SET PROBLEM: Without the pictures, write out all the lines below exactly as they appear.

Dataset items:
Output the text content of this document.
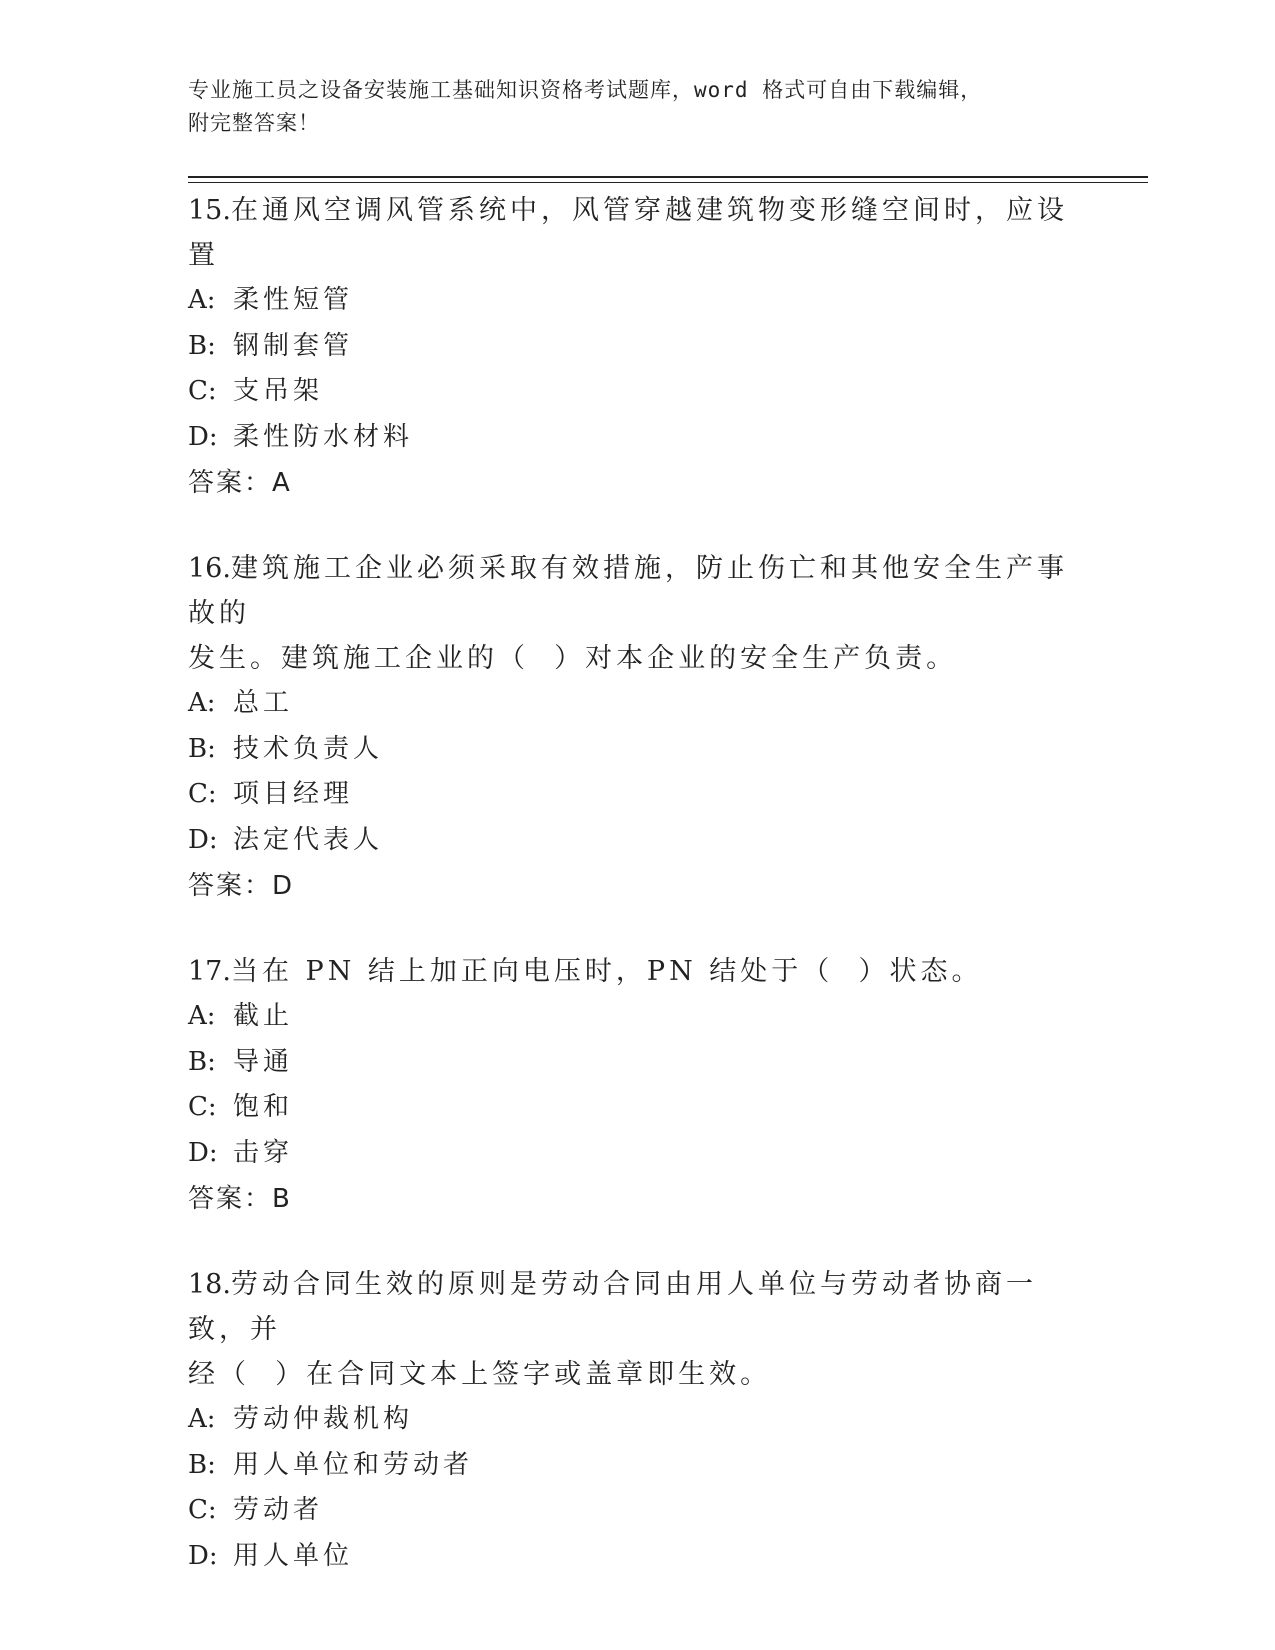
专业施工员之设备安装施工基础知识资格考试题库，word 格式可自由下载编辑，
附完整答案！
15.在通风空调风管系统中，风管穿越建筑物变形缝空间时，应设置
A: 柔性短管
B: 钢制套管
C: 支吊架
D: 柔性防水材料
答案：A
16.建筑施工企业必须采取有效措施，防止伤亡和其他安全生产事故的
发生。建筑施工企业的（  ）对本企业的安全生产负责。
A: 总工
B: 技术负责人
C: 项目经理
D: 法定代表人
答案：D
17.当在 PN 结上加正向电压时，PN 结处于（  ）状态。
A: 截止
B: 导通
C: 饱和
D: 击穿
答案：B
18.劳动合同生效的原则是劳动合同由用人单位与劳动者协商一致，并
经（  ）在合同文本上签字或盖章即生效。
A: 劳动仲裁机构
B: 用人单位和劳动者
C: 劳动者
D: 用人单位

TASK OUTPUT:
Output the text content of this document.
专业施工员之设备安装施工基础知识资格考试题库，word 格式可自由下载编辑，
附完整答案！
15.在通风空调风管系统中，风管穿越建筑物变形缝空间时，应设置
A: 柔性短管
B: 钢制套管
C: 支吊架
D: 柔性防水材料
答案：A
16.建筑施工企业必须采取有效措施，防止伤亡和其他安全生产事故的
发生。建筑施工企业的（  ）对本企业的安全生产负责。
A: 总工
B: 技术负责人
C: 项目经理
D: 法定代表人
答案：D
17.当在 PN 结上加正向电压时，PN 结处于（  ）状态。
A: 截止
B: 导通
C: 饱和
D: 击穿
答案：B
18.劳动合同生效的原则是劳动合同由用人单位与劳动者协商一致，并
经（  ）在合同文本上签字或盖章即生效。
A: 劳动仲裁机构
B: 用人单位和劳动者
C: 劳动者
D: 用人单位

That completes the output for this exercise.